DIRECTIONS FOR THIS TASK
Using the data below, gather each line that includes the word "client".

Collection entries
=======
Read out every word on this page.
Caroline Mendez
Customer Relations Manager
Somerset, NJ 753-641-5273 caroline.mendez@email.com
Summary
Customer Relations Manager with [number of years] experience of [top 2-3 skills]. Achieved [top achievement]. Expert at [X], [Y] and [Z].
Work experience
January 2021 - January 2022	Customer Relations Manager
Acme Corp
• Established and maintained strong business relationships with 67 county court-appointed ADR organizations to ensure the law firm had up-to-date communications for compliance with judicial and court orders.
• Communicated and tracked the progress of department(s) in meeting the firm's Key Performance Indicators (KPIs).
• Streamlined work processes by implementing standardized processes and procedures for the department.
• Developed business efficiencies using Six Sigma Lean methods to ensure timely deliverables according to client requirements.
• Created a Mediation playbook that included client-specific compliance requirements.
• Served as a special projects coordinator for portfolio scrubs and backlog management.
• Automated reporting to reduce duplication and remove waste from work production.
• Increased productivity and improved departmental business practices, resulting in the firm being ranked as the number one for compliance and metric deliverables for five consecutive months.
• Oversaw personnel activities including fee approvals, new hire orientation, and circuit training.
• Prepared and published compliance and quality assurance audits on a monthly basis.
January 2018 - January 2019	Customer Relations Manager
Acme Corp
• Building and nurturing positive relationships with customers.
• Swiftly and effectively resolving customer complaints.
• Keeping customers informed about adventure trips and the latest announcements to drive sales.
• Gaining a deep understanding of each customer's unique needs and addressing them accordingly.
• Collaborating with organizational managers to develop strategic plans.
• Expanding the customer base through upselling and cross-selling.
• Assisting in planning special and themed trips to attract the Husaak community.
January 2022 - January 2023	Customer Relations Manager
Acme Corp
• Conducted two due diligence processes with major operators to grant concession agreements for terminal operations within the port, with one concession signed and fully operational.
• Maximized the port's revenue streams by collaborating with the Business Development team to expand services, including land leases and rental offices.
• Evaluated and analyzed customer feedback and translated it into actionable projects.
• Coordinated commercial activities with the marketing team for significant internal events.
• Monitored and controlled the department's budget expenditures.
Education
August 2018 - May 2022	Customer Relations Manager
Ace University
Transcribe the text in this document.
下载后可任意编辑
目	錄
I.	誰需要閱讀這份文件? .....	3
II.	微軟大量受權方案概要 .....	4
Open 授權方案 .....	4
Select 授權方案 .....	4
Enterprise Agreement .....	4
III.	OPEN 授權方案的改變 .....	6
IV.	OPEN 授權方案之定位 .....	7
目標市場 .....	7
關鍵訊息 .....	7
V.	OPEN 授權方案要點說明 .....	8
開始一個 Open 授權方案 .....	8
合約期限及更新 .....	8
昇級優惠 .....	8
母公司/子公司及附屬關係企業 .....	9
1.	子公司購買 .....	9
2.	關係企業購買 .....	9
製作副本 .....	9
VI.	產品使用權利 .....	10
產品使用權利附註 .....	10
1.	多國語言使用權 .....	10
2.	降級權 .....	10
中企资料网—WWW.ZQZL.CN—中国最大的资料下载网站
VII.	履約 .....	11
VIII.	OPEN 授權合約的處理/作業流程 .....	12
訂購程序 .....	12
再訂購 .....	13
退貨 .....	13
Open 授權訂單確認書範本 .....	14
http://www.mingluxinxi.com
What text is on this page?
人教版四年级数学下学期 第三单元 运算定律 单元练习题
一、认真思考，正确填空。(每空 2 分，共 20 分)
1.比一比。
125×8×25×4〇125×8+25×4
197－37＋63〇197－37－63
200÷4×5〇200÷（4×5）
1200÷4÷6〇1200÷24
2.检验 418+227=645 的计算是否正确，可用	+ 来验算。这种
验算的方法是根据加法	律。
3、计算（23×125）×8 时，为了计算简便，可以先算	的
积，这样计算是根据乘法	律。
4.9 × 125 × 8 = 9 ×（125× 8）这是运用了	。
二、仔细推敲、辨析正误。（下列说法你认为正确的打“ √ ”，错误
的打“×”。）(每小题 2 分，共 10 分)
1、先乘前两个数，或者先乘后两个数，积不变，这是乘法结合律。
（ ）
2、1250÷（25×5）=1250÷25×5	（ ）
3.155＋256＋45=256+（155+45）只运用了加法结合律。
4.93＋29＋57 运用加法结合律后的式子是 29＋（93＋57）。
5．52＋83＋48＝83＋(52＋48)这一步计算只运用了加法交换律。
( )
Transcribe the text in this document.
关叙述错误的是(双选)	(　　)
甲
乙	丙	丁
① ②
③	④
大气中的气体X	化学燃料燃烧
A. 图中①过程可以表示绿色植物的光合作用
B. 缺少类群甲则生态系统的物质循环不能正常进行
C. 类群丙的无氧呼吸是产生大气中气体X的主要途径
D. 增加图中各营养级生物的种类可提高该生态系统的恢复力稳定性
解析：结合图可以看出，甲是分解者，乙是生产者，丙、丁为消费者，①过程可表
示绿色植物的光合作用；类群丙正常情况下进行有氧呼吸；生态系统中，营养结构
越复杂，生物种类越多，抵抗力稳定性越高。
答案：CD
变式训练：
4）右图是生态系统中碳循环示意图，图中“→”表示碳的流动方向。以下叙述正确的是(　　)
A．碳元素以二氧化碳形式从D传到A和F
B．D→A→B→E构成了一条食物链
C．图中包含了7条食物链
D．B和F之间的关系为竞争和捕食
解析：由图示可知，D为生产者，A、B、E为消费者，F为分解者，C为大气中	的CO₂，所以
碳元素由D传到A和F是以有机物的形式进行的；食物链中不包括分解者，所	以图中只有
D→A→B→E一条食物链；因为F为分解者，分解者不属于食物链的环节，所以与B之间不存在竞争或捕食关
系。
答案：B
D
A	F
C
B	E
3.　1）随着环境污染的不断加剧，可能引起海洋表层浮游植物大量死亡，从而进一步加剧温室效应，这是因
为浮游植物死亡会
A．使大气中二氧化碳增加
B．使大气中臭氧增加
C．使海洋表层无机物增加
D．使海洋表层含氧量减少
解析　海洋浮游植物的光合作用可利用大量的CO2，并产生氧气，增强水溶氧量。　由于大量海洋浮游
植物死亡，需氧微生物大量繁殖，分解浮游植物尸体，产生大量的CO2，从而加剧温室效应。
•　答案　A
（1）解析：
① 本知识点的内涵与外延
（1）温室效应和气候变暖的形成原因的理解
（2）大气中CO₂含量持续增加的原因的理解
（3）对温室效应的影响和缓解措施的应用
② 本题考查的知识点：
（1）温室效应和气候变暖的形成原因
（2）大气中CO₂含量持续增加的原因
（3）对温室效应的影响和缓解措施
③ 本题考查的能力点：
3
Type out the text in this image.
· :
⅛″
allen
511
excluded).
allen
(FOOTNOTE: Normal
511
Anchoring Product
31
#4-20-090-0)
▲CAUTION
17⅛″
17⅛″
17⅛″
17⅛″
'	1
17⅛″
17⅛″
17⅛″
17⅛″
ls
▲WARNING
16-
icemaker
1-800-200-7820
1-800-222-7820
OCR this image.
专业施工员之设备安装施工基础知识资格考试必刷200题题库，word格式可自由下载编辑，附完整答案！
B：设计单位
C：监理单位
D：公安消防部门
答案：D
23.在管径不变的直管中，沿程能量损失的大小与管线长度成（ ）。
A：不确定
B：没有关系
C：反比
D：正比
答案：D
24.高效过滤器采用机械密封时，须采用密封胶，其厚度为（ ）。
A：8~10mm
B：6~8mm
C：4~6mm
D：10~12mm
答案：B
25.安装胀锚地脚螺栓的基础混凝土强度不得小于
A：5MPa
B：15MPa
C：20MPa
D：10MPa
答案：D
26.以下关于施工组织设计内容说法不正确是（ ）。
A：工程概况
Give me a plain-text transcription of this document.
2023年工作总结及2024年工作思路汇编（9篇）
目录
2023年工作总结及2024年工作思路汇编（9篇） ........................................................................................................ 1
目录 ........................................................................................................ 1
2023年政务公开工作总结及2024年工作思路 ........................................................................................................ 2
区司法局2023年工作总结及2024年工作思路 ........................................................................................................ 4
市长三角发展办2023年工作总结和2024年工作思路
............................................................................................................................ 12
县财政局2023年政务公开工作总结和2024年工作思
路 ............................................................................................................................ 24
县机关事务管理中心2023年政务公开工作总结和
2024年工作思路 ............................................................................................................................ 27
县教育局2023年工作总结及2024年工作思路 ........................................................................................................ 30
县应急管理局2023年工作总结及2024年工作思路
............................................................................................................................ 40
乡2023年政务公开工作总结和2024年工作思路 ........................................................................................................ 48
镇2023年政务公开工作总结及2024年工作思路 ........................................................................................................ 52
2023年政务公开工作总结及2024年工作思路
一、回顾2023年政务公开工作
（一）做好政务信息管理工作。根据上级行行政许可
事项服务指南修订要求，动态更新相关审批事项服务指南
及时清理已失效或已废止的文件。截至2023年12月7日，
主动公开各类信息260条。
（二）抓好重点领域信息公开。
=======
COMPLETED TASK
• Developed business efficiencies using Six Sigma Lean methods to ensure timely deliverables according to client requirements.
• Created a Mediation playbook that included client-specific compliance requirements.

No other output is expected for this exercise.